• **AIM OF THE TASK**: Tally the lines that include "lever". Output the number only.

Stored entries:
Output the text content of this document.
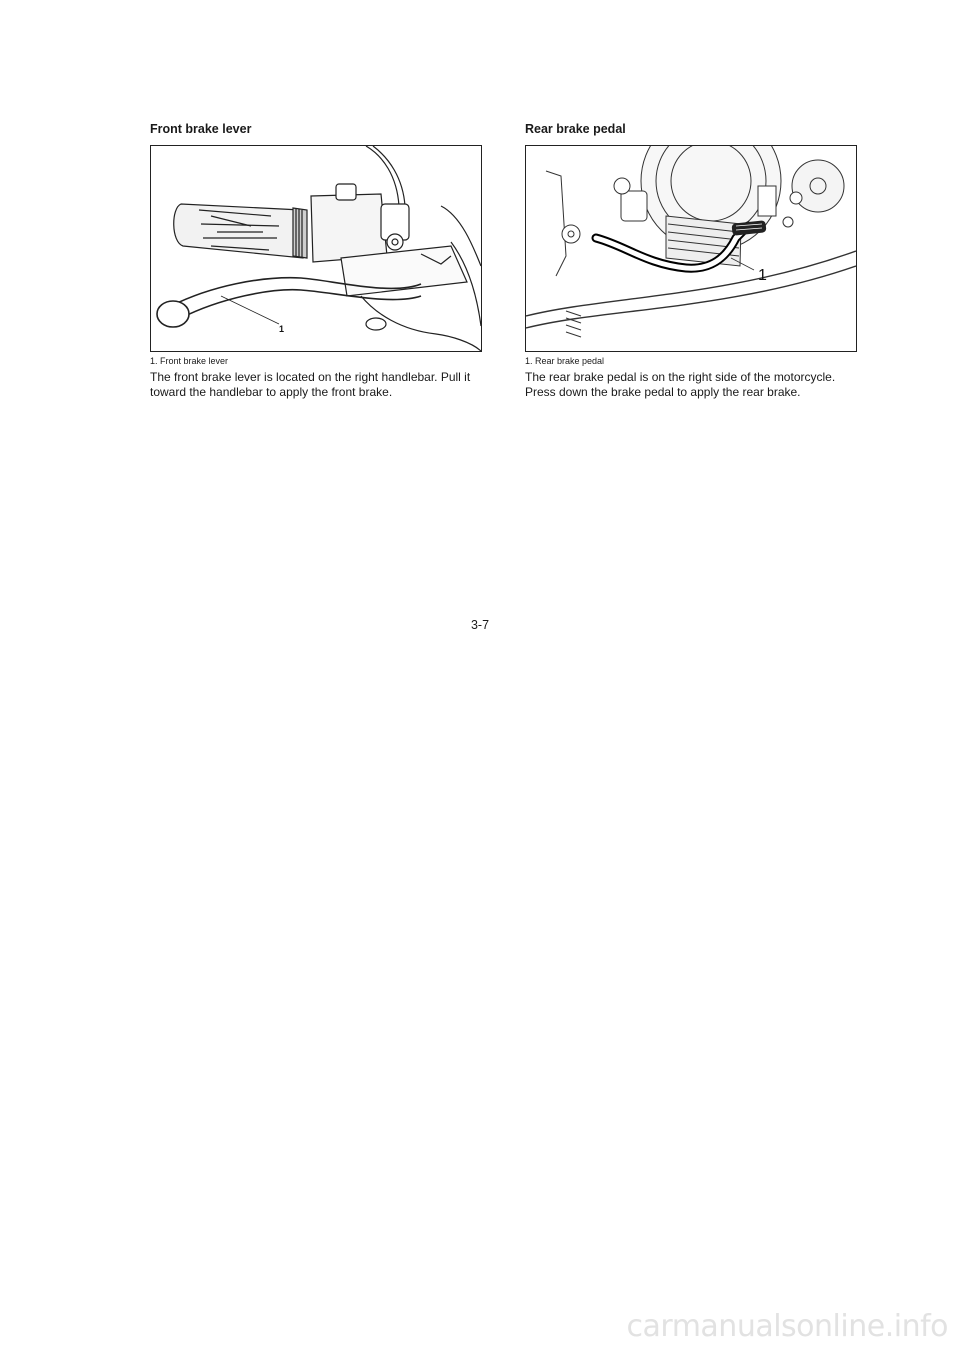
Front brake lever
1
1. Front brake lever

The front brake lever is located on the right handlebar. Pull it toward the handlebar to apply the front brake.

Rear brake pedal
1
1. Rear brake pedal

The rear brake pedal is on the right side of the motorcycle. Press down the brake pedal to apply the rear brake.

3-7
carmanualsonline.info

* * *

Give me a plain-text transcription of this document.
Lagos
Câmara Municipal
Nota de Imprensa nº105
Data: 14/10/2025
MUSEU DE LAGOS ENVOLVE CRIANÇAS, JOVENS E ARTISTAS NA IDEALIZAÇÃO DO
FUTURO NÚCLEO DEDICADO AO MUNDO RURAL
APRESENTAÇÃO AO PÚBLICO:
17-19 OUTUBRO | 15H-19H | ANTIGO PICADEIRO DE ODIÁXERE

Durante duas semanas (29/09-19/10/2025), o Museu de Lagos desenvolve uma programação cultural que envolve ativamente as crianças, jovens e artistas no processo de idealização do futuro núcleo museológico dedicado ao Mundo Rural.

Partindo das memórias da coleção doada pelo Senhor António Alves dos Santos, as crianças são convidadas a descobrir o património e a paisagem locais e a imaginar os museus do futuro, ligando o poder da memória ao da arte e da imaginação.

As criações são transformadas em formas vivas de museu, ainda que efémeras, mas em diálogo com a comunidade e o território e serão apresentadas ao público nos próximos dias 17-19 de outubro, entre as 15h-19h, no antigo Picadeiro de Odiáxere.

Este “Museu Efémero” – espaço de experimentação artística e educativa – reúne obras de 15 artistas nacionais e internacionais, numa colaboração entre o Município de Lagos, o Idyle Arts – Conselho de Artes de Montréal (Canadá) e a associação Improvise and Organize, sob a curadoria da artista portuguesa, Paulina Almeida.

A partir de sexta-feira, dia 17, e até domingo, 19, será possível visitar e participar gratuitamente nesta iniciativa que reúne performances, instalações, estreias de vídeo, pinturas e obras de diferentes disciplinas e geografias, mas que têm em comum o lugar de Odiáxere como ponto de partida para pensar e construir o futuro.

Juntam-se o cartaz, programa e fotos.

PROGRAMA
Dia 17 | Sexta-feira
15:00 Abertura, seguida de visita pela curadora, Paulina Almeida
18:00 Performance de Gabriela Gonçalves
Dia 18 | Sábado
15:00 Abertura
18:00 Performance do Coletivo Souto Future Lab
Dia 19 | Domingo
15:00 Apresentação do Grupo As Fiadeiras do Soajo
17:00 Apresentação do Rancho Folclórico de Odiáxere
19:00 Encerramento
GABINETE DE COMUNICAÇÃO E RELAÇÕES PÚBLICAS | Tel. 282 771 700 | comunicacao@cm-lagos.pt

• **THE ANSWER**: 3